Starting at the top of the data and ending at the line containing "- heatmap-cell: [656, 255, 662, 266]", rewrite those lines with "Localize" changed to "Identify" and everything else left as it is.

************

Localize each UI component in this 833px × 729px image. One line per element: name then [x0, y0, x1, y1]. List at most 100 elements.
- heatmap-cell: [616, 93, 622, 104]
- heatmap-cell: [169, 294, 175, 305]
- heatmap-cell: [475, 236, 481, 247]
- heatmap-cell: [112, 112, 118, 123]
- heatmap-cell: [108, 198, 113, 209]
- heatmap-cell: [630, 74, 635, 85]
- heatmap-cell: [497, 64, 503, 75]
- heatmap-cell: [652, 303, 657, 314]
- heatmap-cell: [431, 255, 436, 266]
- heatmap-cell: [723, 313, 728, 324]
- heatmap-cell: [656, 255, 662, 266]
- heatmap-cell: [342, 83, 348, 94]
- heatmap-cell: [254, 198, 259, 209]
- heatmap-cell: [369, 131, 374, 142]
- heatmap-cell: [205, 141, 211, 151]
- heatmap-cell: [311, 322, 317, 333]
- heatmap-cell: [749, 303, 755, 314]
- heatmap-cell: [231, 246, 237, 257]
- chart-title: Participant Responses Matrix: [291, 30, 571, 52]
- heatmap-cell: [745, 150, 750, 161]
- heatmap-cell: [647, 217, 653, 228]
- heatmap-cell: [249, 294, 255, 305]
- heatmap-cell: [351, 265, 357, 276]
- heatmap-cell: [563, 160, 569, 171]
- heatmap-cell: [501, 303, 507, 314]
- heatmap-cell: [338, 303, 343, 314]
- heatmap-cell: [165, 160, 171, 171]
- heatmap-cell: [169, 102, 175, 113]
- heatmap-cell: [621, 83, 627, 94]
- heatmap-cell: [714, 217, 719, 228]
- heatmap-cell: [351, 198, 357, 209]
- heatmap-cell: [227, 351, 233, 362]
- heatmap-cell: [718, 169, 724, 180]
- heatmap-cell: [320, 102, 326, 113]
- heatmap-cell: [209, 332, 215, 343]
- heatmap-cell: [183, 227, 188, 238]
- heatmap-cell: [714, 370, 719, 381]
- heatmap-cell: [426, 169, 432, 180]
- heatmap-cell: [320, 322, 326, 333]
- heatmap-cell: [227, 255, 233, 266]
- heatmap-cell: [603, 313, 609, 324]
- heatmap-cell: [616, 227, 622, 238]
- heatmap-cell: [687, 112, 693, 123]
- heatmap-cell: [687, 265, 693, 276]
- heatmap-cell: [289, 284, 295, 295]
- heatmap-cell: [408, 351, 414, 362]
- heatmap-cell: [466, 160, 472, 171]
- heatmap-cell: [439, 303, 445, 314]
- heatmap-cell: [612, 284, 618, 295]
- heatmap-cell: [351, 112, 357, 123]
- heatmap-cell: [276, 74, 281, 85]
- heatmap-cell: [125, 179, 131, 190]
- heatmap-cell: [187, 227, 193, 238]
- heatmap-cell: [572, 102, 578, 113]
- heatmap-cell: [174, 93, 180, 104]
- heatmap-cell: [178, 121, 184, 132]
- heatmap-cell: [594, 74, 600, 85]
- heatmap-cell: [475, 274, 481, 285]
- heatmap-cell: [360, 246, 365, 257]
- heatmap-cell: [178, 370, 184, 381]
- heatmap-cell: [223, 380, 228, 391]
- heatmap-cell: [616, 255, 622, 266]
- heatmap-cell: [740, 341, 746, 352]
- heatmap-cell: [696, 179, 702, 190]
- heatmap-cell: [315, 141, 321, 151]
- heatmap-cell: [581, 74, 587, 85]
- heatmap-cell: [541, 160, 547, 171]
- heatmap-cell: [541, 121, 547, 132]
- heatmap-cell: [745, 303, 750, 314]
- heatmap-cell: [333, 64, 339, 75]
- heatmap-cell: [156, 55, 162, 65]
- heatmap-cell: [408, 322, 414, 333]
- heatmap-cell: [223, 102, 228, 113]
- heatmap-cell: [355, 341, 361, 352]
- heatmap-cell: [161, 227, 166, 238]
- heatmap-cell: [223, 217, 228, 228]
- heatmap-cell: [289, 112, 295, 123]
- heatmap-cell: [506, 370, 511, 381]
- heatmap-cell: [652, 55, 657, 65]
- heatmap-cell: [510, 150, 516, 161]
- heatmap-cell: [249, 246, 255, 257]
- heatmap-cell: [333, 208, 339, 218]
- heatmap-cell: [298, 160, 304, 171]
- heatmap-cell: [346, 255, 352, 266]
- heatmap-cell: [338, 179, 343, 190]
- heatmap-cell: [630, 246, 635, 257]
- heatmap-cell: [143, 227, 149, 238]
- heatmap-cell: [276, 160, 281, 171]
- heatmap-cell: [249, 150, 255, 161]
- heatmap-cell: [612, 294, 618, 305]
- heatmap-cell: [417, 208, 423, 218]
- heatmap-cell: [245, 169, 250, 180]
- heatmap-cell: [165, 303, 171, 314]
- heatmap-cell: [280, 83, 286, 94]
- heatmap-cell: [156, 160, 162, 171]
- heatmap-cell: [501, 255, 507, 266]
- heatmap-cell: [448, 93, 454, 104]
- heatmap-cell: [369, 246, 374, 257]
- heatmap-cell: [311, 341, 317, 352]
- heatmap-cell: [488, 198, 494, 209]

************

Answer to the exercise:
Identify each UI component in this 833px × 729px image. One line per element: name then [x0, y0, x1, y1]. List at most 100 elements.
- heatmap-cell: [616, 93, 622, 104]
- heatmap-cell: [169, 294, 175, 305]
- heatmap-cell: [475, 236, 481, 247]
- heatmap-cell: [112, 112, 118, 123]
- heatmap-cell: [108, 198, 113, 209]
- heatmap-cell: [630, 74, 635, 85]
- heatmap-cell: [497, 64, 503, 75]
- heatmap-cell: [652, 303, 657, 314]
- heatmap-cell: [431, 255, 436, 266]
- heatmap-cell: [723, 313, 728, 324]
- heatmap-cell: [656, 255, 662, 266]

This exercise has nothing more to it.